*** ITEMS

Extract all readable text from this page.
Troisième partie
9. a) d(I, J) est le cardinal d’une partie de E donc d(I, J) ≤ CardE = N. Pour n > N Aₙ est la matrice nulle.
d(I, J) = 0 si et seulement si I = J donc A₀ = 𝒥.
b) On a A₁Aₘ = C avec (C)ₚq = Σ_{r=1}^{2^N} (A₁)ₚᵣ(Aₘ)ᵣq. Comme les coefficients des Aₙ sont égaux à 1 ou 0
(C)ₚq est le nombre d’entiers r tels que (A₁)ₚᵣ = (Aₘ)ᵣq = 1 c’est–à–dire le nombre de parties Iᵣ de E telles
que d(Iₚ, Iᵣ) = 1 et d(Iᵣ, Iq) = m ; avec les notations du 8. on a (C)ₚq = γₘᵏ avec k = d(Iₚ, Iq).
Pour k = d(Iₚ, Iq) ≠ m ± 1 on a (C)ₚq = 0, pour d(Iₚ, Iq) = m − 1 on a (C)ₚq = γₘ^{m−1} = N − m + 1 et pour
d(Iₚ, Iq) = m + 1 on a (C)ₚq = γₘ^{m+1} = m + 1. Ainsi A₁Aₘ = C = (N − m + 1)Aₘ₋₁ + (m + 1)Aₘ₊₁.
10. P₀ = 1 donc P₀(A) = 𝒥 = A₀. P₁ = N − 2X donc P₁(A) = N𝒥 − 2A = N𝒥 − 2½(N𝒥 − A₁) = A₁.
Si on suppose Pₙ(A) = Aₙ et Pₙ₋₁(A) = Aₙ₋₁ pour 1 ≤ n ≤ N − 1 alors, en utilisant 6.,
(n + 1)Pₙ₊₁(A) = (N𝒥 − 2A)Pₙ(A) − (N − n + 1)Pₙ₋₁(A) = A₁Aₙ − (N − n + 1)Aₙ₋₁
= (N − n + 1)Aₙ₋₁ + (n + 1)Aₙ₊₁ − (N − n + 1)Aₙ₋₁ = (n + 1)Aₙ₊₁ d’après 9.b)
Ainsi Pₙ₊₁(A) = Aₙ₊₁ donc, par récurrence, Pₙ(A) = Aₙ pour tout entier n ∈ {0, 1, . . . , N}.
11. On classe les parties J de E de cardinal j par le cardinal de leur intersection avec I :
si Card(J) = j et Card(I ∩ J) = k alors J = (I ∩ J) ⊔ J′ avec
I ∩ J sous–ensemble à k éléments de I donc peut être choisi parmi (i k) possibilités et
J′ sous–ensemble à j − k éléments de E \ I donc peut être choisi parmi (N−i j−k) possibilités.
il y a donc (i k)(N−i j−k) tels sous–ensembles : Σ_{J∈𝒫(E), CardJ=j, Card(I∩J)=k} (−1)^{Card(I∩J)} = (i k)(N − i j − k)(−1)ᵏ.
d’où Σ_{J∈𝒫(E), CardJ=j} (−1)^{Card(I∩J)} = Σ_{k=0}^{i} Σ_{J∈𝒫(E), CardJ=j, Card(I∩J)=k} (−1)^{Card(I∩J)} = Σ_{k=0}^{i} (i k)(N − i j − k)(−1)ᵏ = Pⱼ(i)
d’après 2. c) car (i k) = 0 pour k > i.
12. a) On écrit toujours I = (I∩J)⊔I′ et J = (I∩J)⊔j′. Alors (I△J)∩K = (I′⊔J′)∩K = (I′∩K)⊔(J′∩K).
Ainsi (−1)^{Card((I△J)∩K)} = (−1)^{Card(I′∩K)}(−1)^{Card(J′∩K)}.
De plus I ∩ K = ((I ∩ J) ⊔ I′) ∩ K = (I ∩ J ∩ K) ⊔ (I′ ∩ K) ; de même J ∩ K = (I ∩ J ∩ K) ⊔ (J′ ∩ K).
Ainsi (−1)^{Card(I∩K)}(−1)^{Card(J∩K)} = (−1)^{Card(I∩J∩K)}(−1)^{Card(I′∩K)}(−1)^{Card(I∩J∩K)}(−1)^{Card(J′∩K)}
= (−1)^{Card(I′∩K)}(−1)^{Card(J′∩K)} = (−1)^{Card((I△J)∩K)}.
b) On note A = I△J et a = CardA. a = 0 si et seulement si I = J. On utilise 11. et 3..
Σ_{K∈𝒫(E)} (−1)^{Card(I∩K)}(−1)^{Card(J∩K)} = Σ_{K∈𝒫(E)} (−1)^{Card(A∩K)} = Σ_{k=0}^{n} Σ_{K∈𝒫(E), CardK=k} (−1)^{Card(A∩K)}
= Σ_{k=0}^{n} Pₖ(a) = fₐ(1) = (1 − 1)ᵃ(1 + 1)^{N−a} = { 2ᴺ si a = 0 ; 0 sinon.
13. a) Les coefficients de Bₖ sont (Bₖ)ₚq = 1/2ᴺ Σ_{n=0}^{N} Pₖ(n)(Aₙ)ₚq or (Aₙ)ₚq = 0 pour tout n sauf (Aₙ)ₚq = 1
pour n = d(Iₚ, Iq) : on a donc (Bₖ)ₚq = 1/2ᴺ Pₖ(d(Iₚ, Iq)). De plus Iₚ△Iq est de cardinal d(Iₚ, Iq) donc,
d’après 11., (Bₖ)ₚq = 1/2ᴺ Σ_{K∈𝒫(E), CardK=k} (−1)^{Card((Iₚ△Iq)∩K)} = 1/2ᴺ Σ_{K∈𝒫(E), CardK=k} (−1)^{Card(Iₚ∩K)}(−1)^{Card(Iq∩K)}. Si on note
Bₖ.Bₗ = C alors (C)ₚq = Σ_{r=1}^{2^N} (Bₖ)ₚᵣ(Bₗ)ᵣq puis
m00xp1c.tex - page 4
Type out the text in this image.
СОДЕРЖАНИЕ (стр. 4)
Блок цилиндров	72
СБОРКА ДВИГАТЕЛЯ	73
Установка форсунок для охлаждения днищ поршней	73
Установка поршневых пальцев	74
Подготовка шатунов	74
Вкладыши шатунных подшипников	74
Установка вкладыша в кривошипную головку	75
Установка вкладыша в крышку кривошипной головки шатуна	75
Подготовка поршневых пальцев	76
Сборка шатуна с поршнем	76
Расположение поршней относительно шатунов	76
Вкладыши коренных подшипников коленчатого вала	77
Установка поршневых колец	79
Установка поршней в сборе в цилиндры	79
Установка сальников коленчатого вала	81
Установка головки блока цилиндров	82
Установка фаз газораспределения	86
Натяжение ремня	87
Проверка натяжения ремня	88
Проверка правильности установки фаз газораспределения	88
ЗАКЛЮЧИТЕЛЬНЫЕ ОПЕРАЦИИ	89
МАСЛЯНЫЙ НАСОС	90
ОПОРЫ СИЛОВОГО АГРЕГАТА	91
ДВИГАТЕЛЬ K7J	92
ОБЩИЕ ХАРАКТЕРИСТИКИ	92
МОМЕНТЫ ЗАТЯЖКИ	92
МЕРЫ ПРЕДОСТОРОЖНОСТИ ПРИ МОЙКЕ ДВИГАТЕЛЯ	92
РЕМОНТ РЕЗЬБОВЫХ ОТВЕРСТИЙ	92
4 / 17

******

WORK INSTRUCTIONS
Above are the records; retype every one exactly.

RESULT FOR THIS EXERCISE
Extract all readable text from this page.
Troisième partie
9. a) d(I, J) est le cardinal d’une partie de E donc d(I, J) ≤ CardE = N. Pour n > N Aₙ est la matrice nulle.
d(I, J) = 0 si et seulement si I = J donc A₀ = 𝒥.
b) On a A₁Aₘ = C avec (C)ₚq = Σ_{r=1}^{2^N} (A₁)ₚᵣ(Aₘ)ᵣq. Comme les coefficients des Aₙ sont égaux à 1 ou 0
(C)ₚq est le nombre d’entiers r tels que (A₁)ₚᵣ = (Aₘ)ᵣq = 1 c’est–à–dire le nombre de parties Iᵣ de E telles
que d(Iₚ, Iᵣ) = 1 et d(Iᵣ, Iq) = m ; avec les notations du 8. on a (C)ₚq = γₘᵏ avec k = d(Iₚ, Iq).
Pour k = d(Iₚ, Iq) ≠ m ± 1 on a (C)ₚq = 0, pour d(Iₚ, Iq) = m − 1 on a (C)ₚq = γₘ^{m−1} = N − m + 1 et pour
d(Iₚ, Iq) = m + 1 on a (C)ₚq = γₘ^{m+1} = m + 1. Ainsi A₁Aₘ = C = (N − m + 1)Aₘ₋₁ + (m + 1)Aₘ₊₁.
10. P₀ = 1 donc P₀(A) = 𝒥 = A₀. P₁ = N − 2X donc P₁(A) = N𝒥 − 2A = N𝒥 − 2½(N𝒥 − A₁) = A₁.
Si on suppose Pₙ(A) = Aₙ et Pₙ₋₁(A) = Aₙ₋₁ pour 1 ≤ n ≤ N − 1 alors, en utilisant 6.,
(n + 1)Pₙ₊₁(A) = (N𝒥 − 2A)Pₙ(A) − (N − n + 1)Pₙ₋₁(A) = A₁Aₙ − (N − n + 1)Aₙ₋₁
= (N − n + 1)Aₙ₋₁ + (n + 1)Aₙ₊₁ − (N − n + 1)Aₙ₋₁ = (n + 1)Aₙ₊₁ d’après 9.b)
Ainsi Pₙ₊₁(A) = Aₙ₊₁ donc, par récurrence, Pₙ(A) = Aₙ pour tout entier n ∈ {0, 1, . . . , N}.
11. On classe les parties J de E de cardinal j par le cardinal de leur intersection avec I :
si Card(J) = j et Card(I ∩ J) = k alors J = (I ∩ J) ⊔ J′ avec
I ∩ J sous–ensemble à k éléments de I donc peut être choisi parmi (i k) possibilités et
J′ sous–ensemble à j − k éléments de E \ I donc peut être choisi parmi (N−i j−k) possibilités.
il y a donc (i k)(N−i j−k) tels sous–ensembles : Σ_{J∈𝒫(E), CardJ=j, Card(I∩J)=k} (−1)^{Card(I∩J)} = (i k)(N − i j − k)(−1)ᵏ.
d’où Σ_{J∈𝒫(E), CardJ=j} (−1)^{Card(I∩J)} = Σ_{k=0}^{i} Σ_{J∈𝒫(E), CardJ=j, Card(I∩J)=k} (−1)^{Card(I∩J)} = Σ_{k=0}^{i} (i k)(N − i j − k)(−1)ᵏ = Pⱼ(i)
d’après 2. c) car (i k) = 0 pour k > i.
12. a) On écrit toujours I = (I∩J)⊔I′ et J = (I∩J)⊔j′. Alors (I△J)∩K = (I′⊔J′)∩K = (I′∩K)⊔(J′∩K).
Ainsi (−1)^{Card((I△J)∩K)} = (−1)^{Card(I′∩K)}(−1)^{Card(J′∩K)}.
De plus I ∩ K = ((I ∩ J) ⊔ I′) ∩ K = (I ∩ J ∩ K) ⊔ (I′ ∩ K) ; de même J ∩ K = (I ∩ J ∩ K) ⊔ (J′ ∩ K).
Ainsi (−1)^{Card(I∩K)}(−1)^{Card(J∩K)} = (−1)^{Card(I∩J∩K)}(−1)^{Card(I′∩K)}(−1)^{Card(I∩J∩K)}(−1)^{Card(J′∩K)}
= (−1)^{Card(I′∩K)}(−1)^{Card(J′∩K)} = (−1)^{Card((I△J)∩K)}.
b) On note A = I△J et a = CardA. a = 0 si et seulement si I = J. On utilise 11. et 3..
Σ_{K∈𝒫(E)} (−1)^{Card(I∩K)}(−1)^{Card(J∩K)} = Σ_{K∈𝒫(E)} (−1)^{Card(A∩K)} = Σ_{k=0}^{n} Σ_{K∈𝒫(E), CardK=k} (−1)^{Card(A∩K)}
= Σ_{k=0}^{n} Pₖ(a) = fₐ(1) = (1 − 1)ᵃ(1 + 1)^{N−a} = { 2ᴺ si a = 0 ; 0 sinon.
13. a) Les coefficients de Bₖ sont (Bₖ)ₚq = 1/2ᴺ Σ_{n=0}^{N} Pₖ(n)(Aₙ)ₚq or (Aₙ)ₚq = 0 pour tout n sauf (Aₙ)ₚq = 1
pour n = d(Iₚ, Iq) : on a donc (Bₖ)ₚq = 1/2ᴺ Pₖ(d(Iₚ, Iq)). De plus Iₚ△Iq est de cardinal d(Iₚ, Iq) donc,
d’après 11., (Bₖ)ₚq = 1/2ᴺ Σ_{K∈𝒫(E), CardK=k} (−1)^{Card((Iₚ△Iq)∩K)} = 1/2ᴺ Σ_{K∈𝒫(E), CardK=k} (−1)^{Card(Iₚ∩K)}(−1)^{Card(Iq∩K)}. Si on note
Bₖ.Bₗ = C alors (C)ₚq = Σ_{r=1}^{2^N} (Bₖ)ₚᵣ(Bₗ)ᵣq puis
m00xp1c.tex - page 4
Type out the text in this image.
СОДЕРЖАНИЕ (стр. 4)
Блок цилиндров	72
СБОРКА ДВИГАТЕЛЯ	73
Установка форсунок для охлаждения днищ поршней	73
Установка поршневых пальцев	74
Подготовка шатунов	74
Вкладыши шатунных подшипников	74
Установка вкладыша в кривошипную головку	75
Установка вкладыша в крышку кривошипной головки шатуна	75
Подготовка поршневых пальцев	76
Сборка шатуна с поршнем	76
Расположение поршней относительно шатунов	76
Вкладыши коренных подшипников коленчатого вала	77
Установка поршневых колец	79
Установка поршней в сборе в цилиндры	79
Установка сальников коленчатого вала	81
Установка головки блока цилиндров	82
Установка фаз газораспределения	86
Натяжение ремня	87
Проверка натяжения ремня	88
Проверка правильности установки фаз газораспределения	88
ЗАКЛЮЧИТЕЛЬНЫЕ ОПЕРАЦИИ	89
МАСЛЯНЫЙ НАСОС	90
ОПОРЫ СИЛОВОГО АГРЕГАТА	91
ДВИГАТЕЛЬ K7J	92
ОБЩИЕ ХАРАКТЕРИСТИКИ	92
МОМЕНТЫ ЗАТЯЖКИ	92
МЕРЫ ПРЕДОСТОРОЖНОСТИ ПРИ МОЙКЕ ДВИГАТЕЛЯ	92
РЕМОНТ РЕЗЬБОВЫХ ОТВЕРСТИЙ	92
4 / 17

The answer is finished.